* [Stated goal]:
Identify the lines that contain the word "zone" and copy each one.

====

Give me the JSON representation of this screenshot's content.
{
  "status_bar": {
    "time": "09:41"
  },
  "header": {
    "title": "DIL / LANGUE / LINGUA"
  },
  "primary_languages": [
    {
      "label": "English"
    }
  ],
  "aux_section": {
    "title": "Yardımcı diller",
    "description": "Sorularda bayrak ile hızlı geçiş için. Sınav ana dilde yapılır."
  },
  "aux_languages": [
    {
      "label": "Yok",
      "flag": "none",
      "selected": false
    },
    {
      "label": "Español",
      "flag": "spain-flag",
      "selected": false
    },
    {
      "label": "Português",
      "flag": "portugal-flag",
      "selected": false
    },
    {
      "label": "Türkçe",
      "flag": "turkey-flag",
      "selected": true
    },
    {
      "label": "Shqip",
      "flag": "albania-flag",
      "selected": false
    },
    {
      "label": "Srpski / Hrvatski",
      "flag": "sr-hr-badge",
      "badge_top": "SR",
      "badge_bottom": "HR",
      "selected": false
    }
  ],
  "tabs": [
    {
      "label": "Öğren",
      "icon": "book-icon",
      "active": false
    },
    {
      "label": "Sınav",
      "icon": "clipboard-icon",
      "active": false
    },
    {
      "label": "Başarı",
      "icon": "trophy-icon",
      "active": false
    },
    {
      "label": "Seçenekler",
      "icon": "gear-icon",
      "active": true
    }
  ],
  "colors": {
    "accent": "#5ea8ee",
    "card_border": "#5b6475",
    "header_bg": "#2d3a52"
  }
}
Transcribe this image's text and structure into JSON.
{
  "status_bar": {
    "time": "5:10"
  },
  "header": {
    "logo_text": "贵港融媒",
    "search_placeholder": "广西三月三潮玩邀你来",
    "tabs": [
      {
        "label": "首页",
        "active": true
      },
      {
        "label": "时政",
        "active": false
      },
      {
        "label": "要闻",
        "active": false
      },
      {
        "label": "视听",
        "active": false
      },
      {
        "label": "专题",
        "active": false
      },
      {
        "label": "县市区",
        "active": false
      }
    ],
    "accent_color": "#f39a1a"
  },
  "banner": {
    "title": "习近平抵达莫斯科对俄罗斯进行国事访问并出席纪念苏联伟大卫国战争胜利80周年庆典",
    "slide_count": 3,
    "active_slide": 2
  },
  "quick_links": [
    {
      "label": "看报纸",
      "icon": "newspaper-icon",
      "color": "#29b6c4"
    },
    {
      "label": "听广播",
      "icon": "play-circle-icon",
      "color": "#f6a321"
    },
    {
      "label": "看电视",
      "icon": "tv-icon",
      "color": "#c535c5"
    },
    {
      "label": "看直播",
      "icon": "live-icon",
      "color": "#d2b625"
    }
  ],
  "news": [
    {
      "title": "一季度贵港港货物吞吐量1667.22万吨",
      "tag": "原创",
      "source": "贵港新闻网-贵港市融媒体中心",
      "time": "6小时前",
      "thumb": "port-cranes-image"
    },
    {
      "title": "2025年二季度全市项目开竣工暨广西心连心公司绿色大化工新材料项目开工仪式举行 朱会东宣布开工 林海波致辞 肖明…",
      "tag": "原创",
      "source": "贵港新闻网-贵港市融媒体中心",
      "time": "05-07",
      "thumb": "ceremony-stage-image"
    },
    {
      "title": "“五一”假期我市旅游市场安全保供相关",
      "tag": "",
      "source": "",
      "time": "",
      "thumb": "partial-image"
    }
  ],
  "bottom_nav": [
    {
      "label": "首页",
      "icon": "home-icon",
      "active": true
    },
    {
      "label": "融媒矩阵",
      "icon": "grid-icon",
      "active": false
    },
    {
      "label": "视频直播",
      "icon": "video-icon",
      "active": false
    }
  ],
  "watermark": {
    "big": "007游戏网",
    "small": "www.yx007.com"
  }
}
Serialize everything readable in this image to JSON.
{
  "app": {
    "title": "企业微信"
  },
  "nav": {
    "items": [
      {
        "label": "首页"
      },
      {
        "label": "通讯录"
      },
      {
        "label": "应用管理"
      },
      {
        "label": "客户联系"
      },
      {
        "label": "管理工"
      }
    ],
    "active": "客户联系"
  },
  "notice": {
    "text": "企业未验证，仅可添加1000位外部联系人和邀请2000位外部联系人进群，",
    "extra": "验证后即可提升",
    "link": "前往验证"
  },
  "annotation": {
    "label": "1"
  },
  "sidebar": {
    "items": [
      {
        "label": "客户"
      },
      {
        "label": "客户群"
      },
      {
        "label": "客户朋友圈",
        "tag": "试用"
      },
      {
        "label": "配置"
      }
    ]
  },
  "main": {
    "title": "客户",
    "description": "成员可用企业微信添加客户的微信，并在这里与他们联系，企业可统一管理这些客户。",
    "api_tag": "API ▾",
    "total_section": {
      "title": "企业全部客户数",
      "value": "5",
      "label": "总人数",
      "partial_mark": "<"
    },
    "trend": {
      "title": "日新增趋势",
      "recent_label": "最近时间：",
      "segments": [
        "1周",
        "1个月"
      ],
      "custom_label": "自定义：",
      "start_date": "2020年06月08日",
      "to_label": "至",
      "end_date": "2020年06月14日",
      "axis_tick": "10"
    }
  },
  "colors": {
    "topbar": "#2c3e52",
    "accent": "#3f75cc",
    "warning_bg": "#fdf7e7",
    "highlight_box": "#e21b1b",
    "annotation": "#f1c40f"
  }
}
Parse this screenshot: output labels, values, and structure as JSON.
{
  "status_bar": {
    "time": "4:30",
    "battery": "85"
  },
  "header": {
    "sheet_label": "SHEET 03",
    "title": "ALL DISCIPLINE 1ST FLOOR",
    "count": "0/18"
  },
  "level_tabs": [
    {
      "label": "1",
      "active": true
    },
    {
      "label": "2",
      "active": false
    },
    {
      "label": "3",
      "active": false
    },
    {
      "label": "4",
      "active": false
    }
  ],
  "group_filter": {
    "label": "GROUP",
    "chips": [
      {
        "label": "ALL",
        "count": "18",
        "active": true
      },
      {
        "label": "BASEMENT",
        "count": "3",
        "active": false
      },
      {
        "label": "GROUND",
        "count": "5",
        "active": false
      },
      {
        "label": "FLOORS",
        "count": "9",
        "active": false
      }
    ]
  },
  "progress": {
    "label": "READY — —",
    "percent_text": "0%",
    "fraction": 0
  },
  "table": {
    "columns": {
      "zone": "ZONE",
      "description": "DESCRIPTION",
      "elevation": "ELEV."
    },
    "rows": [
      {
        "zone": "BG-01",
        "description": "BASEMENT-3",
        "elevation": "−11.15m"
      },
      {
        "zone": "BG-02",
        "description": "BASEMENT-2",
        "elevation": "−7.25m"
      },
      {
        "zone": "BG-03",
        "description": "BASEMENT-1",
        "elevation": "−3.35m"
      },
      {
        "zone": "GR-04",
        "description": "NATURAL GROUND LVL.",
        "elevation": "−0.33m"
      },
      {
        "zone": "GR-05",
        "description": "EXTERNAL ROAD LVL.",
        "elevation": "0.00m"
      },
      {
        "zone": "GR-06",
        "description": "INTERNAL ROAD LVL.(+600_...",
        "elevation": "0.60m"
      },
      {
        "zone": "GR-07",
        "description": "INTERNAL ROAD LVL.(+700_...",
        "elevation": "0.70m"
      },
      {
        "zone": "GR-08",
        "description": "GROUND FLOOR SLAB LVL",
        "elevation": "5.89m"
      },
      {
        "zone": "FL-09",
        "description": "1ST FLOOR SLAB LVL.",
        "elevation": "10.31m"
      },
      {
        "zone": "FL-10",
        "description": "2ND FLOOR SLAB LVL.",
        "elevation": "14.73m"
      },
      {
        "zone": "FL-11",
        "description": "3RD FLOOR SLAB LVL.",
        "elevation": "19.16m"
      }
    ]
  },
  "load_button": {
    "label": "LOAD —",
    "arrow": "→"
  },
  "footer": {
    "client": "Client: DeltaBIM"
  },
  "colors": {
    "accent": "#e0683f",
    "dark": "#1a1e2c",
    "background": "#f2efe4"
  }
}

====

* [Response for this exercise]:
      "zone": "ZONE",
        "zone": "BG-01",
        "zone": "BG-02",
        "zone": "BG-03",
        "zone": "GR-04",
        "zone": "GR-05",
        "zone": "GR-06",
        "zone": "GR-07",
        "zone": "GR-08",
        "zone": "FL-09",
        "zone": "FL-10",
        "zone": "FL-11",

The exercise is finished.